[Task description]
Can you print every record below exactly as written?

[Collected data]
— Begin —

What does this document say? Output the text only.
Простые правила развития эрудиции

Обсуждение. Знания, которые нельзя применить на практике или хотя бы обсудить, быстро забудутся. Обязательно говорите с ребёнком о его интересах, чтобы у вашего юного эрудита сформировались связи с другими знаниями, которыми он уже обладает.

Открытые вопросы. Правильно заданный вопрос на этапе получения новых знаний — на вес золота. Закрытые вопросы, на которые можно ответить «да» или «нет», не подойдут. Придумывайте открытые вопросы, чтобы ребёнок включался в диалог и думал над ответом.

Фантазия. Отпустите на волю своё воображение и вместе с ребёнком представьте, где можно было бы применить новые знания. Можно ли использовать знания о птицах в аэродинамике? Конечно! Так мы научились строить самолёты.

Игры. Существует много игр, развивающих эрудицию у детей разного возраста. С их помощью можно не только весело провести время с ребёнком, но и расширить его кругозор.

— End —

[Full response]
What does this document say? Output the text only.
Простые правила развития эрудиции

Обсуждение. Знания, которые нельзя применить на практике или хотя бы обсудить, быстро забудутся. Обязательно говорите с ребёнком о его интересах, чтобы у вашего юного эрудита сформировались связи с другими знаниями, которыми он уже обладает.

Открытые вопросы. Правильно заданный вопрос на этапе получения новых знаний — на вес золота. Закрытые вопросы, на которые можно ответить «да» или «нет», не подойдут. Придумывайте открытые вопросы, чтобы ребёнок включался в диалог и думал над ответом.

Фантазия. Отпустите на волю своё воображение и вместе с ребёнком представьте, где можно было бы применить новые знания. Можно ли использовать знания о птицах в аэродинамике? Конечно! Так мы научились строить самолёты.

Игры. Существует много игр, развивающих эрудицию у детей разного возраста. С их помощью можно не только весело провести время с ребёнком, но и расширить его кругозор.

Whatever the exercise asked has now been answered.